_Exercise input:_
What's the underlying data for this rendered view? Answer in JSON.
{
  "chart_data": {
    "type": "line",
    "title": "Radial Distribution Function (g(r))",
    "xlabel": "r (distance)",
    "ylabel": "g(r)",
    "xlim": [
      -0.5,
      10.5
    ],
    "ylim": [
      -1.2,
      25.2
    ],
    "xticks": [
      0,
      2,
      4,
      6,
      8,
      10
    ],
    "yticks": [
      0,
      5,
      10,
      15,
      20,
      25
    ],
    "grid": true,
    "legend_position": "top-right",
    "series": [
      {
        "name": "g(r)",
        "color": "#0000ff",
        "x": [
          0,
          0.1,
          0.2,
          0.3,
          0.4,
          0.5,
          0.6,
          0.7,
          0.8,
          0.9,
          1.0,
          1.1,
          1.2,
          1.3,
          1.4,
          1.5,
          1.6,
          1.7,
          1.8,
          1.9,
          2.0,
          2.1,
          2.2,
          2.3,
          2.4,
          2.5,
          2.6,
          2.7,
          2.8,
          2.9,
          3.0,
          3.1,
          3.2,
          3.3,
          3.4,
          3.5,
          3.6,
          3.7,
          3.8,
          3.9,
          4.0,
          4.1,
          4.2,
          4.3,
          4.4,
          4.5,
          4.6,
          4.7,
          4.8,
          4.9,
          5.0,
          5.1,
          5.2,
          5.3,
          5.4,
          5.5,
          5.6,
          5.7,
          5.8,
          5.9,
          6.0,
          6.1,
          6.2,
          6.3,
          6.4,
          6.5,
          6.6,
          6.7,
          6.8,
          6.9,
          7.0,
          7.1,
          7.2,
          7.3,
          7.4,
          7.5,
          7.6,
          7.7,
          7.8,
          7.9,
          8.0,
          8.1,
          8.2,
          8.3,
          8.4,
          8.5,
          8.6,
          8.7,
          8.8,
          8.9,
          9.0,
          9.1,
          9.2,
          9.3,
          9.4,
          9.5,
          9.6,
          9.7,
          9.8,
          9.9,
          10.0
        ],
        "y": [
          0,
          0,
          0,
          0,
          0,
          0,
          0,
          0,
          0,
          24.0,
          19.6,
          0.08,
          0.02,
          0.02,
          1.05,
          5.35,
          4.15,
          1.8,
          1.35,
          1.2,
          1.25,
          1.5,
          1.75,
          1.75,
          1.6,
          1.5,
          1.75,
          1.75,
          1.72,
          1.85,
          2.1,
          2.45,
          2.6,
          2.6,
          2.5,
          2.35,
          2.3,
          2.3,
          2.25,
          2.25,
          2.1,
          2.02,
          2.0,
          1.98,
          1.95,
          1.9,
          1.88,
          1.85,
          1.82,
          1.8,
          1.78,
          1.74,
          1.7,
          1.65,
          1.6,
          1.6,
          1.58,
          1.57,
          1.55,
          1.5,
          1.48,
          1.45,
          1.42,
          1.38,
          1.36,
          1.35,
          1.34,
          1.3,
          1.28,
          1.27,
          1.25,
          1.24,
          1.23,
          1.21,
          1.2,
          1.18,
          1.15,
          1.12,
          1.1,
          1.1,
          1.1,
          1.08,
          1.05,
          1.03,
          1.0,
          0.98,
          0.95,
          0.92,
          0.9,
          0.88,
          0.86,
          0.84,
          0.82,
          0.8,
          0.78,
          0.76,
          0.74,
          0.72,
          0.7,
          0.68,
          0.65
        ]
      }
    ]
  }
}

_Challenge:_ Return the whole listing exactly, with every line included.

_Written solution:_
What's the underlying data for this rendered view? Answer in JSON.
{
  "chart_data": {
    "type": "line",
    "title": "Radial Distribution Function (g(r))",
    "xlabel": "r (distance)",
    "ylabel": "g(r)",
    "xlim": [
      -0.5,
      10.5
    ],
    "ylim": [
      -1.2,
      25.2
    ],
    "xticks": [
      0,
      2,
      4,
      6,
      8,
      10
    ],
    "yticks": [
      0,
      5,
      10,
      15,
      20,
      25
    ],
    "grid": true,
    "legend_position": "top-right",
    "series": [
      {
        "name": "g(r)",
        "color": "#0000ff",
        "x": [
          0,
          0.1,
          0.2,
          0.3,
          0.4,
          0.5,
          0.6,
          0.7,
          0.8,
          0.9,
          1.0,
          1.1,
          1.2,
          1.3,
          1.4,
          1.5,
          1.6,
          1.7,
          1.8,
          1.9,
          2.0,
          2.1,
          2.2,
          2.3,
          2.4,
          2.5,
          2.6,
          2.7,
          2.8,
          2.9,
          3.0,
          3.1,
          3.2,
          3.3,
          3.4,
          3.5,
          3.6,
          3.7,
          3.8,
          3.9,
          4.0,
          4.1,
          4.2,
          4.3,
          4.4,
          4.5,
          4.6,
          4.7,
          4.8,
          4.9,
          5.0,
          5.1,
          5.2,
          5.3,
          5.4,
          5.5,
          5.6,
          5.7,
          5.8,
          5.9,
          6.0,
          6.1,
          6.2,
          6.3,
          6.4,
          6.5,
          6.6,
          6.7,
          6.8,
          6.9,
          7.0,
          7.1,
          7.2,
          7.3,
          7.4,
          7.5,
          7.6,
          7.7,
          7.8,
          7.9,
          8.0,
          8.1,
          8.2,
          8.3,
          8.4,
          8.5,
          8.6,
          8.7,
          8.8,
          8.9,
          9.0,
          9.1,
          9.2,
          9.3,
          9.4,
          9.5,
          9.6,
          9.7,
          9.8,
          9.9,
          10.0
        ],
        "y": [
          0,
          0,
          0,
          0,
          0,
          0,
          0,
          0,
          0,
          24.0,
          19.6,
          0.08,
          0.02,
          0.02,
          1.05,
          5.35,
          4.15,
          1.8,
          1.35,
          1.2,
          1.25,
          1.5,
          1.75,
          1.75,
          1.6,
          1.5,
          1.75,
          1.75,
          1.72,
          1.85,
          2.1,
          2.45,
          2.6,
          2.6,
          2.5,
          2.35,
          2.3,
          2.3,
          2.25,
          2.25,
          2.1,
          2.02,
          2.0,
          1.98,
          1.95,
          1.9,
          1.88,
          1.85,
          1.82,
          1.8,
          1.78,
          1.74,
          1.7,
          1.65,
          1.6,
          1.6,
          1.58,
          1.57,
          1.55,
          1.5,
          1.48,
          1.45,
          1.42,
          1.38,
          1.36,
          1.35,
          1.34,
          1.3,
          1.28,
          1.27,
          1.25,
          1.24,
          1.23,
          1.21,
          1.2,
          1.18,
          1.15,
          1.12,
          1.1,
          1.1,
          1.1,
          1.08,
          1.05,
          1.03,
          1.0,
          0.98,
          0.95,
          0.92,
          0.9,
          0.88,
          0.86,
          0.84,
          0.82,
          0.8,
          0.78,
          0.76,
          0.74,
          0.72,
          0.7,
          0.68,
          0.65
        ]
      }
    ]
  }
}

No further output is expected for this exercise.